Scan the lines and state how many carry "name". Leave out everything but the number.
######
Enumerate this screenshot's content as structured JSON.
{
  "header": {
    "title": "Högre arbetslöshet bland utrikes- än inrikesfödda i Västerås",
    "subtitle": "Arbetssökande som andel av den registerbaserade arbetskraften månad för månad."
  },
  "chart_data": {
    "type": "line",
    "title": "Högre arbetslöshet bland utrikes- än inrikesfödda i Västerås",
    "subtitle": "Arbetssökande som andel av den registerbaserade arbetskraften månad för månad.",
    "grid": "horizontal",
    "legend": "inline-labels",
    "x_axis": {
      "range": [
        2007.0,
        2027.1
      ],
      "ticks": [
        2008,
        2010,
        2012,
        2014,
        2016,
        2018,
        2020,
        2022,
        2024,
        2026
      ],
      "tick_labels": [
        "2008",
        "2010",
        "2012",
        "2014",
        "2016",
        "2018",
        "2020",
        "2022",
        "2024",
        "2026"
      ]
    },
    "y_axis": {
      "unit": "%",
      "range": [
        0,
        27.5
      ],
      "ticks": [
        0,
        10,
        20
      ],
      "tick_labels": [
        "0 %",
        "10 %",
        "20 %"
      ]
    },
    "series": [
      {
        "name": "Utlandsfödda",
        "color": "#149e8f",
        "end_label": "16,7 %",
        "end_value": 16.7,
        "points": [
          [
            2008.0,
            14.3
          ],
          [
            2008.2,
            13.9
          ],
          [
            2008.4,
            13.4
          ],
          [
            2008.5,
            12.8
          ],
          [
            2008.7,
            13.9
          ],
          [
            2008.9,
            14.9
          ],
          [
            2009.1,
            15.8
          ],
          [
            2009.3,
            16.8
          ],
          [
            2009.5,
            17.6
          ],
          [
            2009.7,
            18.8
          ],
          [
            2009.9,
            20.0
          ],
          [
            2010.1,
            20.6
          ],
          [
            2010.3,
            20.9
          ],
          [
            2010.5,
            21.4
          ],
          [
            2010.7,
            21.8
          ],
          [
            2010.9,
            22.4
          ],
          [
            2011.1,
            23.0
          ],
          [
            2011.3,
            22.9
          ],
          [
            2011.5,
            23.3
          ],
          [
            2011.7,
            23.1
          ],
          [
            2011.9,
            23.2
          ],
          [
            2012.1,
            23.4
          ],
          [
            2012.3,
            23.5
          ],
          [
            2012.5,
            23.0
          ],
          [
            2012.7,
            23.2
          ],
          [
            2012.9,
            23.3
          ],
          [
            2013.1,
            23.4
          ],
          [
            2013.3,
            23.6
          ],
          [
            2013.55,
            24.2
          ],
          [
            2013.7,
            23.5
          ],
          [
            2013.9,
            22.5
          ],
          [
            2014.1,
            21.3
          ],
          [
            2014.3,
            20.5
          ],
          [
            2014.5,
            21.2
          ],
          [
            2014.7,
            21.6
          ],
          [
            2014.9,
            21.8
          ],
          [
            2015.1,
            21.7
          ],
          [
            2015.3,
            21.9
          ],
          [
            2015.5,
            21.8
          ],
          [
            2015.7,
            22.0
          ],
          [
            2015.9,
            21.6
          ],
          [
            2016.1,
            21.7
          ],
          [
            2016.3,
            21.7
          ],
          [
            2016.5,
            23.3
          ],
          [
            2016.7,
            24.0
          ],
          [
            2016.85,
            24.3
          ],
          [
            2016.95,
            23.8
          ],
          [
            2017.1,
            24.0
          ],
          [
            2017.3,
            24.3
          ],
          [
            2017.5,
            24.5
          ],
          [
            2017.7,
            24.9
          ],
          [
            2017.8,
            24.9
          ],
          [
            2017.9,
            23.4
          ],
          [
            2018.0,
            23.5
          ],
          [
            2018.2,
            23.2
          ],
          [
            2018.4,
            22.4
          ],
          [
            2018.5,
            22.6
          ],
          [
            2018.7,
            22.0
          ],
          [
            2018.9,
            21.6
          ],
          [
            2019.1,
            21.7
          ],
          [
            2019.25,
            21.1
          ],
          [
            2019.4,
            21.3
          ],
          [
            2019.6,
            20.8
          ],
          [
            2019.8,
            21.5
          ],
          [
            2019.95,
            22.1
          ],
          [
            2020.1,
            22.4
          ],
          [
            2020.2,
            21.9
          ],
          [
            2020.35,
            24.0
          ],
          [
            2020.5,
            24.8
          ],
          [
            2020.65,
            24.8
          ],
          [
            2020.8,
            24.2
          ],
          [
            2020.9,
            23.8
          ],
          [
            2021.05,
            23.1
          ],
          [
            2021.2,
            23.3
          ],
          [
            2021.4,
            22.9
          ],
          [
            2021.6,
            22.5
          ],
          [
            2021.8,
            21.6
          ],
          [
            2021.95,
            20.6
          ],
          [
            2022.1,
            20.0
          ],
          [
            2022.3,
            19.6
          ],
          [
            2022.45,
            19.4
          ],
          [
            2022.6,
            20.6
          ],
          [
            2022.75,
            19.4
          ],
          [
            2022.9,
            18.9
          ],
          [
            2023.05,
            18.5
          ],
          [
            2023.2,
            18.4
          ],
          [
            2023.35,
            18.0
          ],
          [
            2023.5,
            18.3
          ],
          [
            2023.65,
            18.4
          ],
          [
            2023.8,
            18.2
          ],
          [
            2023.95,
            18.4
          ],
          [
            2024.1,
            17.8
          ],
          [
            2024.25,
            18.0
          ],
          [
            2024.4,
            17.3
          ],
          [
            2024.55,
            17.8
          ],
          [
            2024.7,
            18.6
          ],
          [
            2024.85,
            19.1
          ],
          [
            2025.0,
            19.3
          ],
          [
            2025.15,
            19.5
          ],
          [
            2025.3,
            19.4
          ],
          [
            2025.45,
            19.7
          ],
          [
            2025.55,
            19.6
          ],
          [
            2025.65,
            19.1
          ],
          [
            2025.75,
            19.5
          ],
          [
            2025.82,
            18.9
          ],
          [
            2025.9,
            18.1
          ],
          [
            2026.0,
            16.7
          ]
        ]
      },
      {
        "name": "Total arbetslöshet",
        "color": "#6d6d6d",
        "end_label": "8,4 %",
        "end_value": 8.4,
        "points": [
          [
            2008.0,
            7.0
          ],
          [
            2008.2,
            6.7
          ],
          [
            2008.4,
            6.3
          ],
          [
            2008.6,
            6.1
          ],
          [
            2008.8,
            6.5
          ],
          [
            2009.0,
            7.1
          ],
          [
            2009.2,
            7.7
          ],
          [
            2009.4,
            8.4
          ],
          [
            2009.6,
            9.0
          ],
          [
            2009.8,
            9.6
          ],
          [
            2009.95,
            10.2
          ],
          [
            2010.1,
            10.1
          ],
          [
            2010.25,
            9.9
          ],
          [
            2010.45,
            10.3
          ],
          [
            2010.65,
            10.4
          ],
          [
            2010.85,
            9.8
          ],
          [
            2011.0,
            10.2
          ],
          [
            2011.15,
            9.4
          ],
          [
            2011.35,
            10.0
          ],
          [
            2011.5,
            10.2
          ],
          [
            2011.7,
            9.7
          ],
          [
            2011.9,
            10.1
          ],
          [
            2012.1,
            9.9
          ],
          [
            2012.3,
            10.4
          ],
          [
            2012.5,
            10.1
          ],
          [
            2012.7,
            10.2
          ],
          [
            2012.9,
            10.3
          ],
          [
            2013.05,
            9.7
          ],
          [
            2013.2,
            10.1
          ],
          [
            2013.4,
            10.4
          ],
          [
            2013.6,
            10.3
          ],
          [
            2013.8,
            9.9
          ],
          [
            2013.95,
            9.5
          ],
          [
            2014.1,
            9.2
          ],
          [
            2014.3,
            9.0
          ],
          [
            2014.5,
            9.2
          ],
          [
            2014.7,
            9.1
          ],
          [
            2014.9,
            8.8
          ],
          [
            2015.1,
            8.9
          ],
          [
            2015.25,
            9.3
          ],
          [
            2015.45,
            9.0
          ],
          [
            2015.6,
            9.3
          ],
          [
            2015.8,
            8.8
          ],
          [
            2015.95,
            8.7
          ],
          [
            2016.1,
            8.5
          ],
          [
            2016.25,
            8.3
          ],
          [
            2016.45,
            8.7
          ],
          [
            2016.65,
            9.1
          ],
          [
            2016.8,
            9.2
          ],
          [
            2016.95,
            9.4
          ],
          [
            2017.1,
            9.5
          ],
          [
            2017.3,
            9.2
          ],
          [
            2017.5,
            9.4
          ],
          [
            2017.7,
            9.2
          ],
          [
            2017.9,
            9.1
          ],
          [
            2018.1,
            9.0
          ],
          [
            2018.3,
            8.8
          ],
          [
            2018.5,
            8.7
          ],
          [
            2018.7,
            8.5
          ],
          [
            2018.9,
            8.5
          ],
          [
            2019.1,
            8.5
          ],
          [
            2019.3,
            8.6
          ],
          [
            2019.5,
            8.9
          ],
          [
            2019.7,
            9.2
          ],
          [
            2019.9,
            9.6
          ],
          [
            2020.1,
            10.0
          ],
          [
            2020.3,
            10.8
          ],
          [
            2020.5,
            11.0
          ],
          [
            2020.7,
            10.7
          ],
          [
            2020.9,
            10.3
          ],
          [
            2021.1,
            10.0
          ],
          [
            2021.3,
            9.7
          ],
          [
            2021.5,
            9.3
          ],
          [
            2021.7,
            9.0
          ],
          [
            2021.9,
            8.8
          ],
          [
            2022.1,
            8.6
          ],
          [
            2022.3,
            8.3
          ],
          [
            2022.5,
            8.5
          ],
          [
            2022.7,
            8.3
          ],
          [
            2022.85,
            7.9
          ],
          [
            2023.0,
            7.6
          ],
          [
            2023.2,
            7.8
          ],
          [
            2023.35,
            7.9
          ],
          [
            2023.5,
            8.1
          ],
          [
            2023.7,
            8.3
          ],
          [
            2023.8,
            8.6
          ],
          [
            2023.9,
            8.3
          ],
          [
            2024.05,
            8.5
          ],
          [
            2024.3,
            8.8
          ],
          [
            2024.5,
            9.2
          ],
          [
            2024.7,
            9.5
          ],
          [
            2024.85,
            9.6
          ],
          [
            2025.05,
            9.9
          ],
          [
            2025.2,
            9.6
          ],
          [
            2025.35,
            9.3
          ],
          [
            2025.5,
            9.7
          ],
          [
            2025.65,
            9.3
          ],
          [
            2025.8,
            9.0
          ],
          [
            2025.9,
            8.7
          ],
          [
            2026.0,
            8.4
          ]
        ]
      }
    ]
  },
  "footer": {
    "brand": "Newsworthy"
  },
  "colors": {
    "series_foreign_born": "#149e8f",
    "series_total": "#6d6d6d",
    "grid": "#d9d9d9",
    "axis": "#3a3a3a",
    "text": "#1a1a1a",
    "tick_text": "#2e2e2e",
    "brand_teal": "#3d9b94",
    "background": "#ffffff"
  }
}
######
- [ANSWER IN FULL] 2